— begin Given data —

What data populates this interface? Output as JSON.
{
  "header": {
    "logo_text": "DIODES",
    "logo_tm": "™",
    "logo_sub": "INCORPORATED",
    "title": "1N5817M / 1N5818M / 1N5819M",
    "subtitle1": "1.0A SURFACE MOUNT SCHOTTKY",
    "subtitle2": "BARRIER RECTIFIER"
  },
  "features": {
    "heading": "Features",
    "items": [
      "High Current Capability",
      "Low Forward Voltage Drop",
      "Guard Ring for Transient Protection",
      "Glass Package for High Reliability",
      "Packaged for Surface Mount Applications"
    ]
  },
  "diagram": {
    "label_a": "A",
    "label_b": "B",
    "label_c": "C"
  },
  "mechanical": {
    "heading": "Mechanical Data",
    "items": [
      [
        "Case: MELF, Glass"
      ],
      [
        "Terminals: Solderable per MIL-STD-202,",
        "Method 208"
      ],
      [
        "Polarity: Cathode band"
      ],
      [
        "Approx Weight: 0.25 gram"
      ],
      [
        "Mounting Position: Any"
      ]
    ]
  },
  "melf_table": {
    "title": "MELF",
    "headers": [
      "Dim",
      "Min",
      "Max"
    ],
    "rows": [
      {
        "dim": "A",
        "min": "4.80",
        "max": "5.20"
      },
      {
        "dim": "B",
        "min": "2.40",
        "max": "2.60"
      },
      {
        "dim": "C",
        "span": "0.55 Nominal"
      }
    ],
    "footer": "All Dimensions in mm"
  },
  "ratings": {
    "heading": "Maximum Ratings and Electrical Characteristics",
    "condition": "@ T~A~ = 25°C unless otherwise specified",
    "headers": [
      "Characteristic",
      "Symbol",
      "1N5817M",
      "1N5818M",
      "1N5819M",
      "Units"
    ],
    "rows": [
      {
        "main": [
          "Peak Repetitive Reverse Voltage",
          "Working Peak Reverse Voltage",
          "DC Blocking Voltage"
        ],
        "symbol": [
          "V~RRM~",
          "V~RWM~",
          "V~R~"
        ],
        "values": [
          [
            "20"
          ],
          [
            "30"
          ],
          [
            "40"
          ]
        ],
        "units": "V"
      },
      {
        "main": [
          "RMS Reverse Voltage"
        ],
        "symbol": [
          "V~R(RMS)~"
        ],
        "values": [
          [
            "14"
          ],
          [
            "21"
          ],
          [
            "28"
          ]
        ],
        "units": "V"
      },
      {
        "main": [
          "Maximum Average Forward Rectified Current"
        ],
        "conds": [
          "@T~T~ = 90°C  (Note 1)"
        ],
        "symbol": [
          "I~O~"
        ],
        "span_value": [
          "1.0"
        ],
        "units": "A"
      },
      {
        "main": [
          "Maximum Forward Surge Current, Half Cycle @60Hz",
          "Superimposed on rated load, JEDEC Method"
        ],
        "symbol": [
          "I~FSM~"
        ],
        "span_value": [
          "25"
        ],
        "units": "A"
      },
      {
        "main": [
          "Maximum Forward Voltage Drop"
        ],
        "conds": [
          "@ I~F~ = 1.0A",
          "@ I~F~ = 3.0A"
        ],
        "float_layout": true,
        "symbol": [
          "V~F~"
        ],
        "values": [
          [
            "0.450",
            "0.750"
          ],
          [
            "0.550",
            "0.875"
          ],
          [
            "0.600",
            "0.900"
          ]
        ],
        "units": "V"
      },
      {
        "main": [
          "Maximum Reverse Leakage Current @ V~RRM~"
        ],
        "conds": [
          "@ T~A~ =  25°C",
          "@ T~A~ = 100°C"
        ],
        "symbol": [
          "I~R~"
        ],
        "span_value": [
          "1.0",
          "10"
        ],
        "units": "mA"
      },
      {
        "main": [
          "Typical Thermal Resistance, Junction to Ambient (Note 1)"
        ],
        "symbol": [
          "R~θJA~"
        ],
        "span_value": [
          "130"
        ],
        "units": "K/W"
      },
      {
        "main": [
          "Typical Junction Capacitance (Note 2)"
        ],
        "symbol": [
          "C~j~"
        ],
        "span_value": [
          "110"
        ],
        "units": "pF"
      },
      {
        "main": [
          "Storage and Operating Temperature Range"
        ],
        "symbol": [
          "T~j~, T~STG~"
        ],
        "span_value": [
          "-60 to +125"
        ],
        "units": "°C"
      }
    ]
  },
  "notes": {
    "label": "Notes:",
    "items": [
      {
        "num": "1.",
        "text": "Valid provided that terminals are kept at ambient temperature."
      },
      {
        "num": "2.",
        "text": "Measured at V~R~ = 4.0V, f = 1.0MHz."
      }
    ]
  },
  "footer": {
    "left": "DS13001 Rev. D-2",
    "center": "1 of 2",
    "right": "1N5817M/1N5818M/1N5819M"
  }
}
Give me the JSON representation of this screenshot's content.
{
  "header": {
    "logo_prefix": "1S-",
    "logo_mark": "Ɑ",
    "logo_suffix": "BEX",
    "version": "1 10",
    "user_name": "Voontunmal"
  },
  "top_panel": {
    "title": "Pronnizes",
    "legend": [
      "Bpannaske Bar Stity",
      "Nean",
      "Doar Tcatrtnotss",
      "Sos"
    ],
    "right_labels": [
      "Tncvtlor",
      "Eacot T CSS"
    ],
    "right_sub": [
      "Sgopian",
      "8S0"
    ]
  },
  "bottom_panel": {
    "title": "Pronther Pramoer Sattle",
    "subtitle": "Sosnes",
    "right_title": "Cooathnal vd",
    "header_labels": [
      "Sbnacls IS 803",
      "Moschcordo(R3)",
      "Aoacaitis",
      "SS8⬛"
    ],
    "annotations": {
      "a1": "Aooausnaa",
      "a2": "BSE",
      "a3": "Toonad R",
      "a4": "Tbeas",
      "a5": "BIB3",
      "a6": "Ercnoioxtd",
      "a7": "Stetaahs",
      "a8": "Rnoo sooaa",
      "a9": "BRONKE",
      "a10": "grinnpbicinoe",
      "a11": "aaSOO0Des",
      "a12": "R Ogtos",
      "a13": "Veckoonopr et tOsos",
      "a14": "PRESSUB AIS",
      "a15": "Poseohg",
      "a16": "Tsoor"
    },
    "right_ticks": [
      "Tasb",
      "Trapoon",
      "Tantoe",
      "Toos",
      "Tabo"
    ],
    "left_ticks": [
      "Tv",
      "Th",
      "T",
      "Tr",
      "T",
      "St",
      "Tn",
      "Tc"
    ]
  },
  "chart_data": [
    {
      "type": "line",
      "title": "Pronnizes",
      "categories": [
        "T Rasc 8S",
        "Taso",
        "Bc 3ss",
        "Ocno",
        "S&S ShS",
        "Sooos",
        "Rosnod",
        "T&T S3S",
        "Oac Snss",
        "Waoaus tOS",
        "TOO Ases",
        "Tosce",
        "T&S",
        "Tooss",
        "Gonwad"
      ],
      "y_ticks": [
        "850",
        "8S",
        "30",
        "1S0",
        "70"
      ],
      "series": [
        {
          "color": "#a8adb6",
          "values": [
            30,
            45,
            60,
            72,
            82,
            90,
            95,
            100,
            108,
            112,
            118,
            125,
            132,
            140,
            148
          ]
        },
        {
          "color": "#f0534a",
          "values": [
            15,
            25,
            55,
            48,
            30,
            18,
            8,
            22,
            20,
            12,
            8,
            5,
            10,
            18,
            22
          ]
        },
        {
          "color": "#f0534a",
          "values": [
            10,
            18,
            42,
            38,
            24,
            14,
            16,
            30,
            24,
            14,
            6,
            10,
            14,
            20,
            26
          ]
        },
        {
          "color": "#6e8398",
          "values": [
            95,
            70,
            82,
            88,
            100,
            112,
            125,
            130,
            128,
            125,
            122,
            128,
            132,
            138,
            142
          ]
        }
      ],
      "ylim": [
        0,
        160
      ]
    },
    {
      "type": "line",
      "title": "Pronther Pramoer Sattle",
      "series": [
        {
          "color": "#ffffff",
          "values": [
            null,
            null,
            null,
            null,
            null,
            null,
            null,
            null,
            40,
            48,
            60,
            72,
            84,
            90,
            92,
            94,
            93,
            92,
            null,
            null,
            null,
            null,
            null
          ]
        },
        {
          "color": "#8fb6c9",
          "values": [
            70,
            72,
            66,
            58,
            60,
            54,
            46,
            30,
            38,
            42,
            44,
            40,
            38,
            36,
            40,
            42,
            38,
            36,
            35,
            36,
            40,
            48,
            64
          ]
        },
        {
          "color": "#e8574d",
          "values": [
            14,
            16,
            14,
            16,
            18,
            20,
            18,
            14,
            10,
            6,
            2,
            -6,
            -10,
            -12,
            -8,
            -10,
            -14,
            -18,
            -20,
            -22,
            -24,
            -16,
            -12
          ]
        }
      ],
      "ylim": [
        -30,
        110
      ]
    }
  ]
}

— end Given data —

Gather all lines where the word "Maximum" appears.

The solution>
    "heading": "Maximum Ratings and Electrical Characteristics",
          "Maximum Average Forward Rectified Current"
          "Maximum Forward Surge Current, Half Cycle @60Hz",
          "Maximum Forward Voltage Drop"
          "Maximum Reverse Leakage Current @ V~RRM~"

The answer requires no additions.